[RECORDS FOR THIS TASK — start]

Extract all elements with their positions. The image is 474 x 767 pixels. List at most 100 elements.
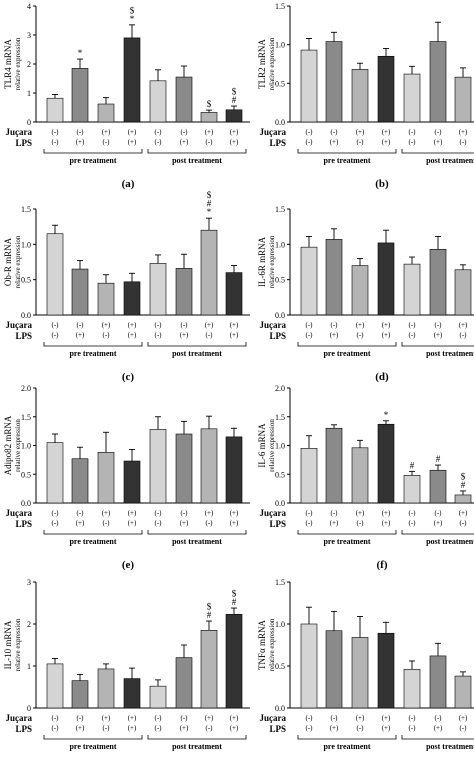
bar [200, 629, 218, 709]
y-tick-label: 1 [27, 89, 31, 98]
factor-label-lps: LPS [15, 331, 32, 341]
y-tick-label: 0.0 [275, 118, 285, 127]
condition-code-lps: (+) [330, 138, 339, 146]
condition-code-jucara: (-) [155, 509, 163, 517]
group-bracket [401, 530, 474, 535]
condition-code-jucara: (+) [382, 128, 391, 136]
significance-marker: # [410, 460, 415, 470]
y-axis-subtitle: relative expression [14, 37, 22, 90]
y-tick-label: 3 [27, 578, 31, 587]
significance-marker: $ [207, 602, 212, 612]
group-label: pre treatment [69, 742, 116, 751]
condition-code-jucara: (+) [356, 128, 365, 136]
y-tick-label: 0.0 [275, 311, 285, 320]
bar [429, 248, 447, 316]
condition-code-lps: (-) [357, 138, 365, 146]
bar [71, 458, 89, 504]
factor-label-lps: LPS [269, 138, 286, 148]
condition-code-lps: (-) [103, 724, 111, 732]
bar [325, 630, 343, 709]
bar [149, 80, 167, 123]
condition-code-lps: (+) [128, 331, 137, 339]
condition-code-lps: (+) [434, 138, 443, 146]
condition-code-lps: (+) [180, 724, 189, 732]
condition-code-lps: (+) [128, 724, 137, 732]
y-tick-label: 2 [27, 620, 31, 629]
bar [377, 242, 395, 316]
y-tick-label: 1.5 [275, 413, 285, 422]
condition-code-lps: (+) [76, 724, 85, 732]
condition-code-jucara: (+) [230, 509, 239, 517]
bar [325, 239, 343, 316]
bar [200, 112, 218, 123]
condition-code-jucara: (+) [356, 321, 365, 329]
group-label: post treatment [172, 156, 222, 165]
bar [403, 475, 421, 504]
condition-code-jucara: (-) [77, 509, 85, 517]
condition-code-lps: (-) [460, 519, 468, 527]
significance-marker: $ [461, 471, 466, 481]
group-label: post treatment [172, 537, 222, 546]
condition-code-lps: (-) [52, 519, 60, 527]
group-label: pre treatment [323, 156, 370, 165]
significance-marker: $ [130, 5, 135, 15]
significance-marker: # [232, 95, 237, 105]
group-bracket [43, 530, 143, 535]
y-axis-title: Adipo82 mRNA [3, 415, 13, 475]
condition-code-jucara: (+) [102, 509, 111, 517]
bar [429, 41, 447, 123]
factor-label-jucara: Juçara [260, 320, 287, 330]
condition-code-lps: (-) [52, 331, 60, 339]
y-axis-title: IL-10 mRNA [3, 620, 13, 669]
group-label: pre treatment [69, 349, 116, 358]
group-bracket [401, 342, 474, 347]
condition-code-jucara: (-) [77, 128, 85, 136]
y-axis-subtitle: relative expression [268, 235, 276, 288]
bar [377, 55, 395, 123]
panel-label: (e) [122, 559, 135, 571]
condition-code-lps: (+) [382, 519, 391, 527]
condition-code-lps: (+) [180, 138, 189, 146]
condition-code-lps: (-) [306, 519, 314, 527]
significance-marker: * [207, 207, 212, 217]
bar [225, 436, 243, 504]
condition-code-jucara: (+) [230, 128, 239, 136]
group-label: pre treatment [323, 349, 370, 358]
bar [351, 637, 369, 709]
condition-code-lps: (+) [330, 331, 339, 339]
condition-code-lps: (+) [128, 138, 137, 146]
y-tick-label: 2.0 [275, 384, 285, 393]
bar [175, 76, 193, 123]
bar [71, 268, 89, 316]
y-axis-subtitle: relative expression [268, 618, 276, 671]
group-bracket [147, 530, 247, 535]
condition-code-jucara: (-) [155, 321, 163, 329]
condition-code-lps: (-) [103, 331, 111, 339]
y-tick-label: 0.5 [275, 470, 285, 479]
significance-marker: $ [207, 99, 212, 109]
factor-label-jucara: Juçara [260, 508, 287, 518]
factor-label-jucara: Juçara [6, 508, 33, 518]
condition-code-lps: (-) [409, 138, 417, 146]
significance-marker: * [384, 410, 389, 420]
bar [71, 68, 89, 123]
condition-code-lps: (+) [382, 331, 391, 339]
y-axis-title: TNFα mRNA [257, 620, 267, 670]
condition-code-jucara: (-) [52, 509, 60, 517]
bar [175, 268, 193, 316]
y-tick-label: 0.0 [21, 311, 31, 320]
factor-label-jucara: Juçara [260, 127, 287, 137]
condition-code-jucara: (-) [331, 509, 339, 517]
bar [300, 448, 318, 504]
bar [300, 49, 318, 123]
condition-code-jucara: (+) [230, 321, 239, 329]
y-tick-label: 1.5 [21, 413, 31, 422]
condition-code-jucara: (+) [205, 321, 214, 329]
condition-code-jucara: (+) [459, 509, 468, 517]
condition-code-lps: (-) [206, 724, 214, 732]
condition-code-jucara: (-) [409, 714, 417, 722]
group-bracket [297, 342, 397, 347]
bar [97, 103, 115, 123]
group-label: pre treatment [323, 537, 370, 546]
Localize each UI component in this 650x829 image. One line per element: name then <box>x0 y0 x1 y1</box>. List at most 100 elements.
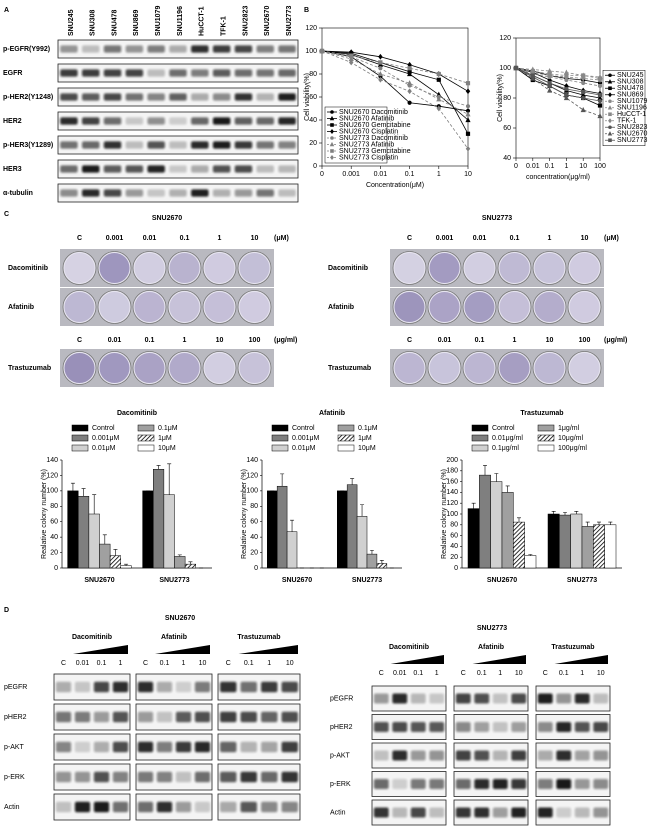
marker <box>407 80 413 86</box>
blot-band <box>537 722 553 732</box>
bar <box>581 526 594 569</box>
marker <box>436 77 441 82</box>
blot-band <box>574 750 590 761</box>
blot-band <box>82 165 100 173</box>
plate-colonies <box>499 353 530 383</box>
marker <box>547 72 552 79</box>
blot-band <box>256 141 274 149</box>
blot-band <box>191 189 209 197</box>
marker <box>378 76 383 83</box>
blot-band <box>147 117 165 125</box>
dose-wedge <box>554 655 608 664</box>
drug-label: Trastuzumab <box>237 634 280 641</box>
dose-label: C <box>407 235 412 242</box>
lane-label: SNU869 <box>133 9 140 36</box>
bar <box>276 485 288 569</box>
category-label: SNU2773 <box>352 577 382 584</box>
y-tick-label: 20 <box>309 140 317 147</box>
series-line <box>321 50 469 115</box>
series-line <box>515 67 601 78</box>
blot-band <box>373 722 389 732</box>
blot-band <box>74 711 91 723</box>
protein-label: p-HER2(Y1248) <box>3 94 53 101</box>
plate-colonies <box>499 253 530 283</box>
blot-band <box>392 779 408 789</box>
blot-band <box>455 722 471 732</box>
x-tick-label: 0.1 <box>405 171 415 178</box>
blot-band <box>93 741 110 753</box>
error-bar <box>102 534 107 545</box>
error-bar <box>563 512 567 516</box>
bar <box>267 490 278 569</box>
legend-label: SNU2670 <box>617 131 647 138</box>
marker <box>597 92 603 98</box>
legend-swatch <box>271 424 289 432</box>
bar <box>593 524 605 569</box>
lane-label: SNU478 <box>111 9 118 36</box>
blot-band <box>194 771 211 783</box>
y-tick-label: 20 <box>50 549 58 556</box>
y-axis-label: Realative colony number (%) <box>241 469 248 559</box>
blot-band <box>212 69 231 77</box>
series-line <box>515 67 601 79</box>
blot-band <box>194 681 211 693</box>
dose-label: C <box>143 660 148 667</box>
blot-band <box>112 801 129 813</box>
plate <box>202 290 237 324</box>
blot-band <box>220 711 237 723</box>
marker <box>597 103 603 108</box>
blot-band <box>261 681 278 693</box>
legend-label: SNU245 <box>617 72 644 79</box>
blot-band <box>212 141 231 149</box>
y-tick-label: 40 <box>50 534 58 541</box>
blot-band <box>256 189 274 197</box>
blot-band <box>112 711 129 723</box>
blot-band <box>191 93 209 101</box>
protein-label: p-AKT <box>4 744 25 751</box>
dose-label: 0.1 <box>180 235 190 242</box>
plate-colonies <box>569 353 600 383</box>
error-bar <box>551 511 556 514</box>
legend-label: Control <box>92 425 115 432</box>
dose-wedge <box>390 655 444 664</box>
protein-label: α-tubulin <box>3 190 33 197</box>
protein-label: EGFR <box>3 70 22 77</box>
dose-label: 0.001 <box>436 235 454 242</box>
plate-colonies <box>169 253 200 283</box>
error-bar <box>517 517 521 523</box>
dose-label: 0.1 <box>160 660 170 667</box>
plate <box>167 351 202 385</box>
plate-colonies <box>64 353 95 383</box>
marker <box>608 92 612 98</box>
blot-band <box>55 711 72 723</box>
marker <box>330 149 334 153</box>
marker <box>608 125 612 130</box>
lane-label: SNU308 <box>90 9 97 36</box>
blot-band <box>511 722 527 732</box>
marker <box>330 128 334 135</box>
legend-label: 0.001μM <box>92 435 120 442</box>
y-tick-label: 120 <box>46 472 58 479</box>
blot-band <box>175 771 192 783</box>
marker <box>597 98 603 104</box>
y-tick-label: 160 <box>446 478 458 485</box>
blot-band <box>511 779 527 789</box>
plate-colonies <box>169 292 200 322</box>
blot-band <box>60 189 78 197</box>
dose-label: C <box>407 337 412 344</box>
blot-band <box>240 801 257 813</box>
plate-colonies <box>464 253 495 283</box>
dose-label: 1 <box>119 660 123 667</box>
plate <box>567 251 602 285</box>
y-tick-label: 120 <box>246 472 258 479</box>
marker <box>564 74 569 80</box>
x-tick-label: 0.01 <box>526 163 540 170</box>
dose-label: 10 <box>216 337 224 344</box>
blot-band <box>169 69 187 77</box>
plate <box>237 290 272 324</box>
blot-band <box>392 722 408 732</box>
blot-band <box>278 45 296 53</box>
marker <box>608 99 612 104</box>
blot-band <box>147 141 165 149</box>
legend-label: SNU2773 Cisplatin <box>339 154 398 161</box>
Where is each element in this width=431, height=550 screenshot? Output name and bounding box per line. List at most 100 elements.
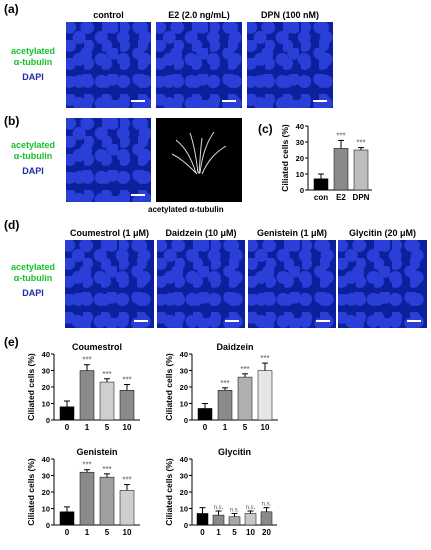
y-tick-label: 20 xyxy=(180,488,188,497)
scale-bar xyxy=(407,320,421,322)
scale-bar xyxy=(313,100,327,102)
bar xyxy=(59,406,75,421)
stain-dapi: DAPI xyxy=(22,166,44,176)
y-tick-label: 0 xyxy=(300,186,304,195)
scale-bar xyxy=(134,320,148,322)
bar xyxy=(217,390,233,421)
stain-label-a: acetylated α-tubulin DAPI xyxy=(4,46,62,83)
y-tick-label: 20 xyxy=(180,383,188,392)
significance-label: n.s. xyxy=(246,505,256,511)
significance-label: *** xyxy=(82,461,91,470)
y-tick-label: 10 xyxy=(180,400,188,409)
significance-label: *** xyxy=(122,476,131,485)
bar xyxy=(228,516,241,526)
scale-bar xyxy=(222,100,236,102)
stain-line1: acetylated xyxy=(10,46,56,56)
scale-bar xyxy=(225,320,239,322)
significance-label: *** xyxy=(240,365,249,374)
x-tick-label: 5 xyxy=(243,423,248,432)
y-tick-label: 10 xyxy=(180,505,188,514)
panel-d-title-coumestrol: Coumestrol (1 μM) xyxy=(69,228,149,238)
bar xyxy=(119,390,135,421)
bar xyxy=(119,490,135,526)
x-tick-label: 20 xyxy=(262,528,271,537)
micrograph-a-dpn xyxy=(247,22,333,108)
y-tick-label: 40 xyxy=(296,122,304,131)
micrograph-a-control xyxy=(66,22,151,108)
x-tick-label: E2 xyxy=(336,193,346,202)
panel-b-caption: acetylated α-tubulin xyxy=(148,205,224,214)
micrograph-a-e2 xyxy=(156,22,242,108)
bar xyxy=(313,178,329,191)
stain-line2: α-tubulin xyxy=(13,273,53,283)
x-tick-label: 5 xyxy=(232,528,237,537)
y-tick-label: 20 xyxy=(42,488,50,497)
chart-e-glycitin: Glycitin Ciliated cells (%) 0 10 20 30 40 0 n.s.… xyxy=(164,447,277,537)
bar xyxy=(79,370,95,421)
y-axis-label: Ciliated cells (%) xyxy=(26,353,36,421)
bar xyxy=(197,408,213,421)
bar xyxy=(212,514,225,526)
panel-label-c: (c) xyxy=(258,122,273,136)
x-tick-label: 5 xyxy=(105,528,110,537)
significance-label: *** xyxy=(102,465,111,474)
significance-label: *** xyxy=(122,376,131,385)
bar xyxy=(244,513,257,526)
micrograph-b-grayscale xyxy=(156,118,242,202)
y-tick-label: 30 xyxy=(42,367,50,376)
y-tick-label: 10 xyxy=(42,400,50,409)
stain-label-d: acetylated α-tubulin DAPI xyxy=(4,262,62,299)
x-tick-label: con xyxy=(314,193,328,202)
panel-d-title-glycitin: Glycitin (20 μM) xyxy=(348,228,417,238)
y-axis-label: Ciliated cells (%) xyxy=(164,458,174,526)
bar xyxy=(257,370,273,421)
y-axis-label: Ciliated cells (%) xyxy=(280,124,290,192)
x-tick-label: 10 xyxy=(123,528,132,537)
x-tick-label: 5 xyxy=(105,423,110,432)
scale-bar xyxy=(131,194,145,196)
bar xyxy=(99,476,115,526)
x-tick-label: 1 xyxy=(216,528,221,537)
y-axis-label: Ciliated cells (%) xyxy=(26,458,36,526)
y-axis-label: Ciliated cells (%) xyxy=(164,353,174,421)
bar xyxy=(79,471,95,526)
bar xyxy=(99,381,115,421)
y-tick-label: 40 xyxy=(42,455,50,464)
micrograph-b-color xyxy=(66,118,151,202)
y-tick-label: 30 xyxy=(296,138,304,147)
micrograph-d-daidzein xyxy=(157,240,245,328)
panel-label-d: (d) xyxy=(4,218,20,232)
significance-label: *** xyxy=(102,370,111,379)
bar xyxy=(237,376,253,421)
x-tick-label: 0 xyxy=(65,528,70,537)
significance-label: n.s. xyxy=(230,507,240,513)
x-tick-label: 10 xyxy=(123,423,132,432)
y-tick-label: 20 xyxy=(296,154,304,163)
stain-dapi: DAPI xyxy=(22,288,44,298)
y-tick-label: 40 xyxy=(180,455,188,464)
y-tick-label: 10 xyxy=(42,505,50,514)
y-tick-label: 0 xyxy=(46,416,50,425)
panel-label-a: (a) xyxy=(4,2,19,16)
chart-title: Genistein xyxy=(76,447,117,457)
chart-e-coumestrol: Coumestrol Ciliated cells (%) 0 10 20 30 40 0 **… xyxy=(26,342,140,432)
y-tick-label: 30 xyxy=(42,472,50,481)
x-tick-label: 0 xyxy=(200,528,205,537)
significance-label: *** xyxy=(82,356,91,365)
panel-a-title-e2: E2 (2.0 ng/mL) xyxy=(168,10,230,20)
chart-c: Ciliated cells (%) 0 10 20 30 40 con *** E2 *** DP… xyxy=(280,122,372,202)
panel-a-title-dpn: DPN (100 nM) xyxy=(260,10,319,20)
stain-line2: α-tubulin xyxy=(13,151,53,161)
significance-label: n.s. xyxy=(262,502,272,508)
significance-label: n.s. xyxy=(214,505,224,511)
significance-label: *** xyxy=(220,379,229,388)
stain-line2: α-tubulin xyxy=(13,57,53,67)
stain-line1: acetylated xyxy=(10,140,56,150)
cilia-tuft-graphic xyxy=(171,131,227,175)
x-tick-label: 10 xyxy=(246,528,255,537)
significance-label: *** xyxy=(336,131,345,140)
x-tick-label: DPN xyxy=(353,193,370,202)
micrograph-d-coumestrol xyxy=(65,240,154,328)
x-tick-label: 0 xyxy=(203,423,208,432)
chart-title: Coumestrol xyxy=(72,342,122,352)
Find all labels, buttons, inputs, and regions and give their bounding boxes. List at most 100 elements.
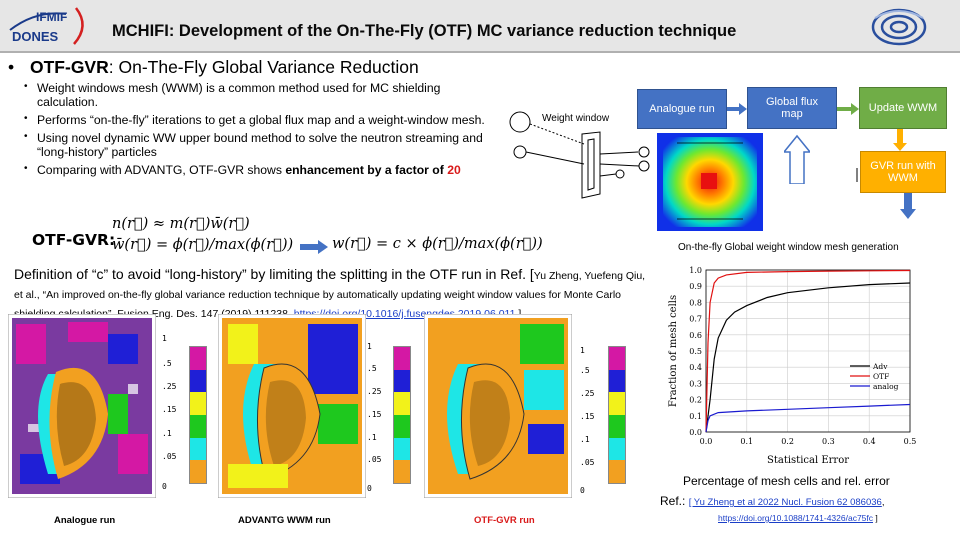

[RECORDS FOR THIS TASK — finish]

### ABOUT THIS EXERCISE
In the entries above, find each line containing the string "Juçara" and copy it.

### OUTPUT OF THE TASK
factor-label-jucara: Juçara [260, 320, 287, 330]
factor-label-jucara: Juçara [260, 508, 287, 518]
factor-label-jucara: Juçara [6, 508, 33, 518]
factor-label-jucara: Juçara [260, 127, 287, 137]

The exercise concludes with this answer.